**DATA FOR PROCESSING:**
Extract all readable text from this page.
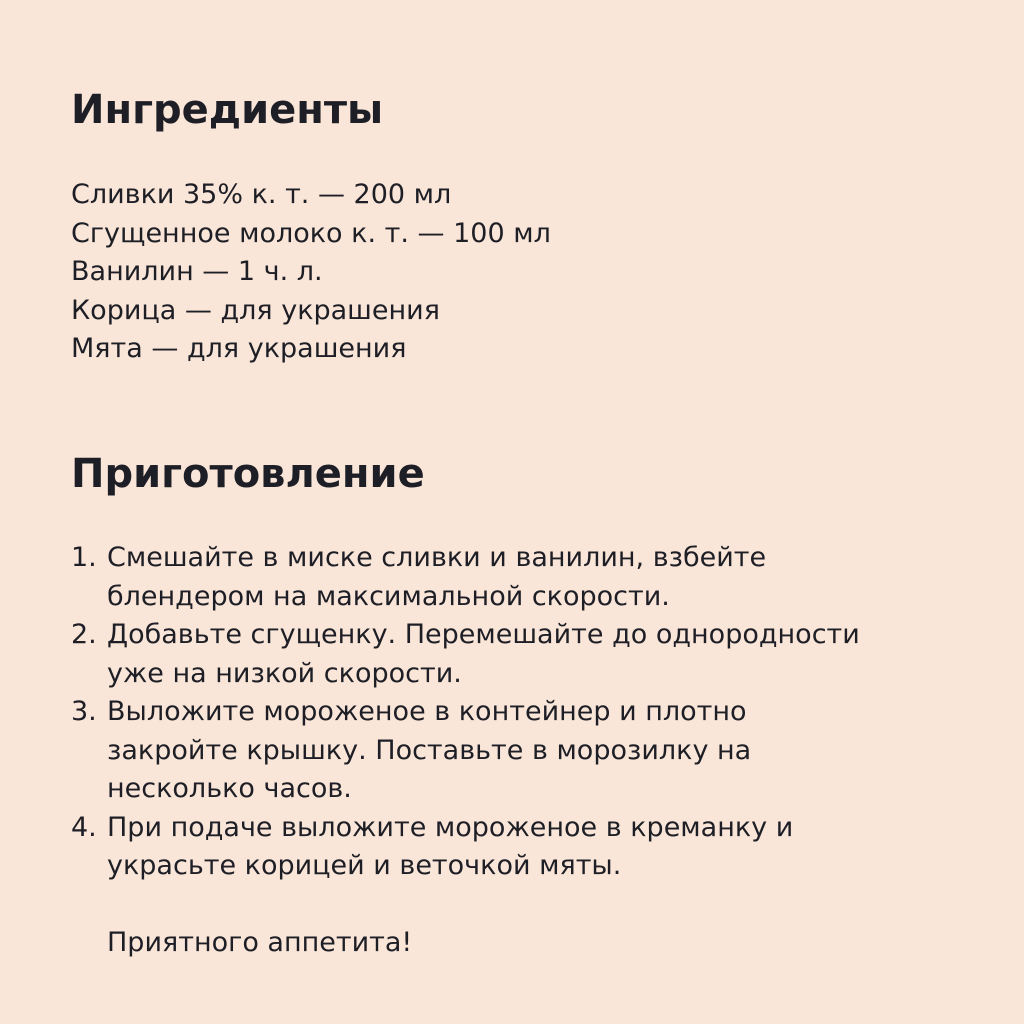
Ингредиенты
Сливки 35% к. т. — 200 мл
Сгущенное молоко к. т. — 100 мл
Ванилин — 1 ч. л.
Корица — для украшения
Мята — для украшения
Приготовление
1. Смешайте в миске сливки и ванилин, взбейте
блендером на максимальной скорости.
2. Добавьте сгущенку. Перемешайте до однородности
уже на низкой скорости.
3. Выложите мороженое в контейнер и плотно
закройте крышку. Поставьте в морозилку на
несколько часов.
4. При подаче выложите мороженое в креманку и
украсьте корицей и веточкой мяты.

Приятного аппетита!
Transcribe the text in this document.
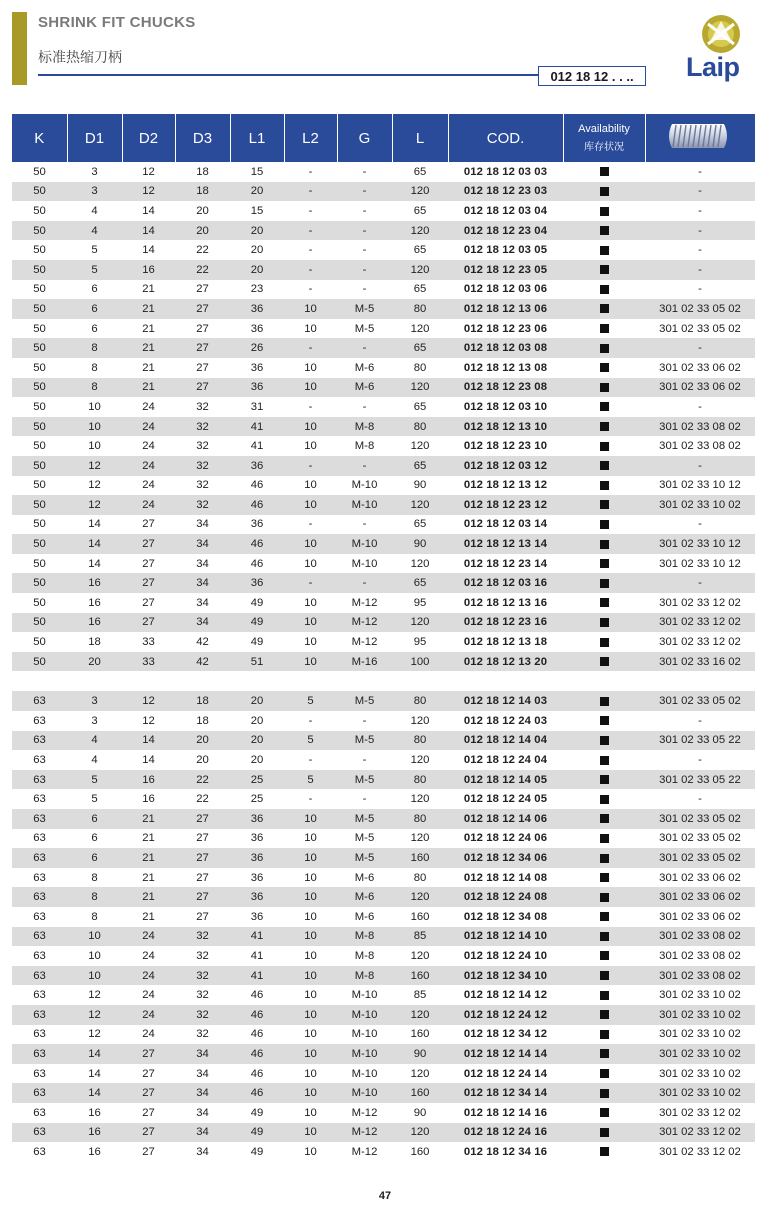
SHRINK FIT CHUCKS
标准热缩刀柄
012 18 12 . . ..	Laip
K	D1	D2	D3	L1	L2	G	L	COD.	Availability
库存状况

50	3	12	18	15	-	-	65	012 18 12 03 03		-
50	3	12	18	20	-	-	120	012 18 12 23 03		-
50	4	14	20	15	-	-	65	012 18 12 03 04		-
50	4	14	20	20	-	-	120	012 18 12 23 04		-
50	5	14	22	20	-	-	65	012 18 12 03 05		-
50	5	16	22	20	-	-	120	012 18 12 23 05		-
50	6	21	27	23	-	-	65	012 18 12 03 06		-
50	6	21	27	36	10	M-5	80	012 18 12 13 06		301 02 33 05 02
50	6	21	27	36	10	M-5	120	012 18 12 23 06		301 02 33 05 02
50	8	21	27	26	-	-	65	012 18 12 03 08		-
50	8	21	27	36	10	M-6	80	012 18 12 13 08		301 02 33 06 02
50	8	21	27	36	10	M-6	120	012 18 12 23 08		301 02 33 06 02
50	10	24	32	31	-	-	65	012 18 12 03 10		-
50	10	24	32	41	10	M-8	80	012 18 12 13 10		301 02 33 08 02
50	10	24	32	41	10	M-8	120	012 18 12 23 10		301 02 33 08 02
50	12	24	32	36	-	-	65	012 18 12 03 12		-
50	12	24	32	46	10	M-10	90	012 18 12 13 12		301 02 33 10 12
50	12	24	32	46	10	M-10	120	012 18 12 23 12		301 02 33 10 02
50	14	27	34	36	-	-	65	012 18 12 03 14		-
50	14	27	34	46	10	M-10	90	012 18 12 13 14		301 02 33 10 12
50	14	27	34	46	10	M-10	120	012 18 12 23 14		301 02 33 10 12
50	16	27	34	36	-	-	65	012 18 12 03 16		-
50	16	27	34	49	10	M-12	95	012 18 12 13 16		301 02 33 12 02
50	16	27	34	49	10	M-12	120	012 18 12 23 16		301 02 33 12 02
50	18	33	42	49	10	M-12	95	012 18 12 13 18		301 02 33 12 02
50	20	33	42	51	10	M-16	100	012 18 12 13 20		301 02 33 16 02

63	3	12	18	20	5	M-5	80	012 18 12 14 03		301 02 33 05 02
63	3	12	18	20	-	-	120	012 18 12 24 03		-
63	4	14	20	20	5	M-5	80	012 18 12 14 04		301 02 33 05 22
63	4	14	20	20	-	-	120	012 18 12 24 04		-
63	5	16	22	25	5	M-5	80	012 18 12 14 05		301 02 33 05 22
63	5	16	22	25	-	-	120	012 18 12 24 05		-
63	6	21	27	36	10	M-5	80	012 18 12 14 06		301 02 33 05 02
63	6	21	27	36	10	M-5	120	012 18 12 24 06		301 02 33 05 02
63	6	21	27	36	10	M-5	160	012 18 12 34 06		301 02 33 05 02
63	8	21	27	36	10	M-6	80	012 18 12 14 08		301 02 33 06 02
63	8	21	27	36	10	M-6	120	012 18 12 24 08		301 02 33 06 02
63	8	21	27	36	10	M-6	160	012 18 12 34 08		301 02 33 06 02
63	10	24	32	41	10	M-8	85	012 18 12 14 10		301 02 33 08 02
63	10	24	32	41	10	M-8	120	012 18 12 24 10		301 02 33 08 02
63	10	24	32	41	10	M-8	160	012 18 12 34 10		301 02 33 08 02
63	12	24	32	46	10	M-10	85	012 18 12 14 12		301 02 33 10 02
63	12	24	32	46	10	M-10	120	012 18 12 24 12		301 02 33 10 02
63	12	24	32	46	10	M-10	160	012 18 12 34 12		301 02 33 10 02
63	14	27	34	46	10	M-10	90	012 18 12 14 14		301 02 33 10 02
63	14	27	34	46	10	M-10	120	012 18 12 24 14		301 02 33 10 02
63	14	27	34	46	10	M-10	160	012 18 12 34 14		301 02 33 10 02
63	16	27	34	49	10	M-12	90	012 18 12 14 16		301 02 33 12 02
63	16	27	34	49	10	M-12	120	012 18 12 24 16		301 02 33 12 02
63	16	27	34	49	10	M-12	160	012 18 12 34 16		301 02 33 12 02
47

**WHAT THE TASK ASKS:**
Send back the data above word for word, with the pictures left out.

**RESULT FOR THIS EXERCISE:**
Extract all readable text from this page.
Ингредиенты
Сливки 35% к. т. — 200 мл
Сгущенное молоко к. т. — 100 мл
Ванилин — 1 ч. л.
Корица — для украшения
Мята — для украшения
Приготовление
1. Смешайте в миске сливки и ванилин, взбейте
блендером на максимальной скорости.
2. Добавьте сгущенку. Перемешайте до однородности
уже на низкой скорости.
3. Выложите мороженое в контейнер и плотно
закройте крышку. Поставьте в морозилку на
несколько часов.
4. При подаче выложите мороженое в креманку и
украсьте корицей и веточкой мяты.

Приятного аппетита!
Transcribe the text in this document.
SHRINK FIT CHUCKS
标准热缩刀柄
012 18 12 . . ..	Laip
K	D1	D2	D3	L1	L2	G	L	COD.	Availability
库存状况

50	3	12	18	15	-	-	65	012 18 12 03 03		-
50	3	12	18	20	-	-	120	012 18 12 23 03		-
50	4	14	20	15	-	-	65	012 18 12 03 04		-
50	4	14	20	20	-	-	120	012 18 12 23 04		-
50	5	14	22	20	-	-	65	012 18 12 03 05		-
50	5	16	22	20	-	-	120	012 18 12 23 05		-
50	6	21	27	23	-	-	65	012 18 12 03 06		-
50	6	21	27	36	10	M-5	80	012 18 12 13 06		301 02 33 05 02
50	6	21	27	36	10	M-5	120	012 18 12 23 06		301 02 33 05 02
50	8	21	27	26	-	-	65	012 18 12 03 08		-
50	8	21	27	36	10	M-6	80	012 18 12 13 08		301 02 33 06 02
50	8	21	27	36	10	M-6	120	012 18 12 23 08		301 02 33 06 02
50	10	24	32	31	-	-	65	012 18 12 03 10		-
50	10	24	32	41	10	M-8	80	012 18 12 13 10		301 02 33 08 02
50	10	24	32	41	10	M-8	120	012 18 12 23 10		301 02 33 08 02
50	12	24	32	36	-	-	65	012 18 12 03 12		-
50	12	24	32	46	10	M-10	90	012 18 12 13 12		301 02 33 10 12
50	12	24	32	46	10	M-10	120	012 18 12 23 12		301 02 33 10 02
50	14	27	34	36	-	-	65	012 18 12 03 14		-
50	14	27	34	46	10	M-10	90	012 18 12 13 14		301 02 33 10 12
50	14	27	34	46	10	M-10	120	012 18 12 23 14		301 02 33 10 12
50	16	27	34	36	-	-	65	012 18 12 03 16		-
50	16	27	34	49	10	M-12	95	012 18 12 13 16		301 02 33 12 02
50	16	27	34	49	10	M-12	120	012 18 12 23 16		301 02 33 12 02
50	18	33	42	49	10	M-12	95	012 18 12 13 18		301 02 33 12 02
50	20	33	42	51	10	M-16	100	012 18 12 13 20		301 02 33 16 02

63	3	12	18	20	5	M-5	80	012 18 12 14 03		301 02 33 05 02
63	3	12	18	20	-	-	120	012 18 12 24 03		-
63	4	14	20	20	5	M-5	80	012 18 12 14 04		301 02 33 05 22
63	4	14	20	20	-	-	120	012 18 12 24 04		-
63	5	16	22	25	5	M-5	80	012 18 12 14 05		301 02 33 05 22
63	5	16	22	25	-	-	120	012 18 12 24 05		-
63	6	21	27	36	10	M-5	80	012 18 12 14 06		301 02 33 05 02
63	6	21	27	36	10	M-5	120	012 18 12 24 06		301 02 33 05 02
63	6	21	27	36	10	M-5	160	012 18 12 34 06		301 02 33 05 02
63	8	21	27	36	10	M-6	80	012 18 12 14 08		301 02 33 06 02
63	8	21	27	36	10	M-6	120	012 18 12 24 08		301 02 33 06 02
63	8	21	27	36	10	M-6	160	012 18 12 34 08		301 02 33 06 02
63	10	24	32	41	10	M-8	85	012 18 12 14 10		301 02 33 08 02
63	10	24	32	41	10	M-8	120	012 18 12 24 10		301 02 33 08 02
63	10	24	32	41	10	M-8	160	012 18 12 34 10		301 02 33 08 02
63	12	24	32	46	10	M-10	85	012 18 12 14 12		301 02 33 10 02
63	12	24	32	46	10	M-10	120	012 18 12 24 12		301 02 33 10 02
63	12	24	32	46	10	M-10	160	012 18 12 34 12		301 02 33 10 02
63	14	27	34	46	10	M-10	90	012 18 12 14 14		301 02 33 10 02
63	14	27	34	46	10	M-10	120	012 18 12 24 14		301 02 33 10 02
63	14	27	34	46	10	M-10	160	012 18 12 34 14		301 02 33 10 02
63	16	27	34	49	10	M-12	90	012 18 12 14 16		301 02 33 12 02
63	16	27	34	49	10	M-12	120	012 18 12 24 16		301 02 33 12 02
63	16	27	34	49	10	M-12	160	012 18 12 34 16		301 02 33 12 02
47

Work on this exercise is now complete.